- **DATA EXTRACT**
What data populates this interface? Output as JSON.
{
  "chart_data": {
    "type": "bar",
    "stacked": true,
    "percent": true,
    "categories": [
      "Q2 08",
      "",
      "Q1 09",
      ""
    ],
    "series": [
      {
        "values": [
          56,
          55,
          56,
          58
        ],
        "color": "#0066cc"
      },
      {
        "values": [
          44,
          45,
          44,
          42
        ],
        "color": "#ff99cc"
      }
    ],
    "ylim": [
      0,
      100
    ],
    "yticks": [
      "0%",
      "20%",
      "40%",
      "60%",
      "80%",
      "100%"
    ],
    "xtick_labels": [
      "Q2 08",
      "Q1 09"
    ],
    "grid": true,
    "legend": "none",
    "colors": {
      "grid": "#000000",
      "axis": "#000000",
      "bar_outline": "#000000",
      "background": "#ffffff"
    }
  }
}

- **SHORT PROBLEM**
Return the listing above in full, character for character.

- **RESPONSE TO THIS TASK**
What data populates this interface? Output as JSON.
{
  "chart_data": {
    "type": "bar",
    "stacked": true,
    "percent": true,
    "categories": [
      "Q2 08",
      "",
      "Q1 09",
      ""
    ],
    "series": [
      {
        "values": [
          56,
          55,
          56,
          58
        ],
        "color": "#0066cc"
      },
      {
        "values": [
          44,
          45,
          44,
          42
        ],
        "color": "#ff99cc"
      }
    ],
    "ylim": [
      0,
      100
    ],
    "yticks": [
      "0%",
      "20%",
      "40%",
      "60%",
      "80%",
      "100%"
    ],
    "xtick_labels": [
      "Q2 08",
      "Q1 09"
    ],
    "grid": true,
    "legend": "none",
    "colors": {
      "grid": "#000000",
      "axis": "#000000",
      "bar_outline": "#000000",
      "background": "#ffffff"
    }
  }
}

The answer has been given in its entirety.